**DIRECTIONS:** Repeat the material exactly, leaving nothing out.

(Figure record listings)
## Start

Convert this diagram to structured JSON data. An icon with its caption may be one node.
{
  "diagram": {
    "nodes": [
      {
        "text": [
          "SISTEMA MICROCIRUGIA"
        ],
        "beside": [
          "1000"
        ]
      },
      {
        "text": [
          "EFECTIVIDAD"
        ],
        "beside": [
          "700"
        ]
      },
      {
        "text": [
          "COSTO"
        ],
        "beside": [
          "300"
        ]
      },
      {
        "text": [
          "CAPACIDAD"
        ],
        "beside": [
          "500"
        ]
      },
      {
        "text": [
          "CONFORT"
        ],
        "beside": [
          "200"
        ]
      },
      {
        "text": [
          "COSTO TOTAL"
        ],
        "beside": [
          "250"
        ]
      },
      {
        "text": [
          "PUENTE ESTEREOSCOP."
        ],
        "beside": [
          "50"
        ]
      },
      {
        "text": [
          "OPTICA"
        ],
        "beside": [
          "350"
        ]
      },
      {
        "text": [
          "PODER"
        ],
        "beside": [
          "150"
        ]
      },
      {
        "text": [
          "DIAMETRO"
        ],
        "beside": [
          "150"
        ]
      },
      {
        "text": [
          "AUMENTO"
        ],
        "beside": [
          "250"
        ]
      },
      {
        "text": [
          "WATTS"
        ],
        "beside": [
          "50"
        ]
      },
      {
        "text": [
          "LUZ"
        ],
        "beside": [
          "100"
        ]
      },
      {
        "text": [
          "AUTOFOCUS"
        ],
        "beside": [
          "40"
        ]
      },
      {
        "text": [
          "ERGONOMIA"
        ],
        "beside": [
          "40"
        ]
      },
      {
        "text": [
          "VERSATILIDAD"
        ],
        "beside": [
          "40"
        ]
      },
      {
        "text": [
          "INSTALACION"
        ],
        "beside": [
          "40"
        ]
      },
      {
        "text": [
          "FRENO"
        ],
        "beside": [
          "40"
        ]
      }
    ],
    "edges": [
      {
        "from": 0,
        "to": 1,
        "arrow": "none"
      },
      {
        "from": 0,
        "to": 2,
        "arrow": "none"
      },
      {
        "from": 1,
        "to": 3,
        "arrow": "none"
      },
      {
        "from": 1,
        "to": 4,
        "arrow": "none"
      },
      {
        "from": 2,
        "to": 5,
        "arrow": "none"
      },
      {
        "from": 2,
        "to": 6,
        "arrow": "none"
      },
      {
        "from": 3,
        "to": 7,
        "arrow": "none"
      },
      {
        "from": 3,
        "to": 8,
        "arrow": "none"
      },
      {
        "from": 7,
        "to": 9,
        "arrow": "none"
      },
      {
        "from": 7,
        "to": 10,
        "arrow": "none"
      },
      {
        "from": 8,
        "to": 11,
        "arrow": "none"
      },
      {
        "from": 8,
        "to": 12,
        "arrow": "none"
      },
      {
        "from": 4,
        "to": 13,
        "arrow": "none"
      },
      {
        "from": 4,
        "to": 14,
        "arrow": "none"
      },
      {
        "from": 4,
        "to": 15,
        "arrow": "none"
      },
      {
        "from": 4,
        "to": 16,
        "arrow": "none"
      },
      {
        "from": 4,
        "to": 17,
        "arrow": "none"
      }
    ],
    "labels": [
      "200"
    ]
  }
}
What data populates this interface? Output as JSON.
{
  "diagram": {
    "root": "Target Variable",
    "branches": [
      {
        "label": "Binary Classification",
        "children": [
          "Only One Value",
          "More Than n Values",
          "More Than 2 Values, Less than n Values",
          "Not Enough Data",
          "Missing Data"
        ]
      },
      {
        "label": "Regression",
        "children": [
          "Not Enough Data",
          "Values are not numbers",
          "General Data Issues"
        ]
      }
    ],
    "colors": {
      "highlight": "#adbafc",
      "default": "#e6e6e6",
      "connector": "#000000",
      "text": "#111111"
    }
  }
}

## End

**IN RESPONSE:**
Convert this diagram to structured JSON data. An icon with its caption may be one node.
{
  "diagram": {
    "nodes": [
      {
        "text": [
          "SISTEMA MICROCIRUGIA"
        ],
        "beside": [
          "1000"
        ]
      },
      {
        "text": [
          "EFECTIVIDAD"
        ],
        "beside": [
          "700"
        ]
      },
      {
        "text": [
          "COSTO"
        ],
        "beside": [
          "300"
        ]
      },
      {
        "text": [
          "CAPACIDAD"
        ],
        "beside": [
          "500"
        ]
      },
      {
        "text": [
          "CONFORT"
        ],
        "beside": [
          "200"
        ]
      },
      {
        "text": [
          "COSTO TOTAL"
        ],
        "beside": [
          "250"
        ]
      },
      {
        "text": [
          "PUENTE ESTEREOSCOP."
        ],
        "beside": [
          "50"
        ]
      },
      {
        "text": [
          "OPTICA"
        ],
        "beside": [
          "350"
        ]
      },
      {
        "text": [
          "PODER"
        ],
        "beside": [
          "150"
        ]
      },
      {
        "text": [
          "DIAMETRO"
        ],
        "beside": [
          "150"
        ]
      },
      {
        "text": [
          "AUMENTO"
        ],
        "beside": [
          "250"
        ]
      },
      {
        "text": [
          "WATTS"
        ],
        "beside": [
          "50"
        ]
      },
      {
        "text": [
          "LUZ"
        ],
        "beside": [
          "100"
        ]
      },
      {
        "text": [
          "AUTOFOCUS"
        ],
        "beside": [
          "40"
        ]
      },
      {
        "text": [
          "ERGONOMIA"
        ],
        "beside": [
          "40"
        ]
      },
      {
        "text": [
          "VERSATILIDAD"
        ],
        "beside": [
          "40"
        ]
      },
      {
        "text": [
          "INSTALACION"
        ],
        "beside": [
          "40"
        ]
      },
      {
        "text": [
          "FRENO"
        ],
        "beside": [
          "40"
        ]
      }
    ],
    "edges": [
      {
        "from": 0,
        "to": 1,
        "arrow": "none"
      },
      {
        "from": 0,
        "to": 2,
        "arrow": "none"
      },
      {
        "from": 1,
        "to": 3,
        "arrow": "none"
      },
      {
        "from": 1,
        "to": 4,
        "arrow": "none"
      },
      {
        "from": 2,
        "to": 5,
        "arrow": "none"
      },
      {
        "from": 2,
        "to": 6,
        "arrow": "none"
      },
      {
        "from": 3,
        "to": 7,
        "arrow": "none"
      },
      {
        "from": 3,
        "to": 8,
        "arrow": "none"
      },
      {
        "from": 7,
        "to": 9,
        "arrow": "none"
      },
      {
        "from": 7,
        "to": 10,
        "arrow": "none"
      },
      {
        "from": 8,
        "to": 11,
        "arrow": "none"
      },
      {
        "from": 8,
        "to": 12,
        "arrow": "none"
      },
      {
        "from": 4,
        "to": 13,
        "arrow": "none"
      },
      {
        "from": 4,
        "to": 14,
        "arrow": "none"
      },
      {
        "from": 4,
        "to": 15,
        "arrow": "none"
      },
      {
        "from": 4,
        "to": 16,
        "arrow": "none"
      },
      {
        "from": 4,
        "to": 17,
        "arrow": "none"
      }
    ],
    "labels": [
      "200"
    ]
  }
}
What data populates this interface? Output as JSON.
{
  "diagram": {
    "root": "Target Variable",
    "branches": [
      {
        "label": "Binary Classification",
        "children": [
          "Only One Value",
          "More Than n Values",
          "More Than 2 Values, Less than n Values",
          "Not Enough Data",
          "Missing Data"
        ]
      },
      {
        "label": "Regression",
        "children": [
          "Not Enough Data",
          "Values are not numbers",
          "General Data Issues"
        ]
      }
    ],
    "colors": {
      "highlight": "#adbafc",
      "default": "#e6e6e6",
      "connector": "#000000",
      "text": "#111111"
    }
  }
}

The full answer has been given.